| To do |
Locate every line in the material below that contains the string "bbox", matching case exactly, and copy each of those lines.

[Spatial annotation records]
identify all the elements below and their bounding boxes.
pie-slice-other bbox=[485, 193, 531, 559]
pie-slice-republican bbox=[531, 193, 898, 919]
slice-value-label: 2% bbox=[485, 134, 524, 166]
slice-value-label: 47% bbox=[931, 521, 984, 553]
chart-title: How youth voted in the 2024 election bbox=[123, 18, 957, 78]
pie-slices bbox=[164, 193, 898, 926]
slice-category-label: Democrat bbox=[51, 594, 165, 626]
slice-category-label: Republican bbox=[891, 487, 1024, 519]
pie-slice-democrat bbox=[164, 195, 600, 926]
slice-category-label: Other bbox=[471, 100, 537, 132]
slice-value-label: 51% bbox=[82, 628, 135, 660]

| Answer for the task |
pie-slice-other bbox=[485, 193, 531, 559]
pie-slice-republican bbox=[531, 193, 898, 919]
slice-value-label: 2% bbox=[485, 134, 524, 166]
slice-value-label: 47% bbox=[931, 521, 984, 553]
chart-title: How youth voted in the 2024 election bbox=[123, 18, 957, 78]
pie-slices bbox=[164, 193, 898, 926]
slice-category-label: Democrat bbox=[51, 594, 165, 626]
slice-category-label: Republican bbox=[891, 487, 1024, 519]
pie-slice-democrat bbox=[164, 195, 600, 926]
slice-category-label: Other bbox=[471, 100, 537, 132]
slice-value-label: 51% bbox=[82, 628, 135, 660]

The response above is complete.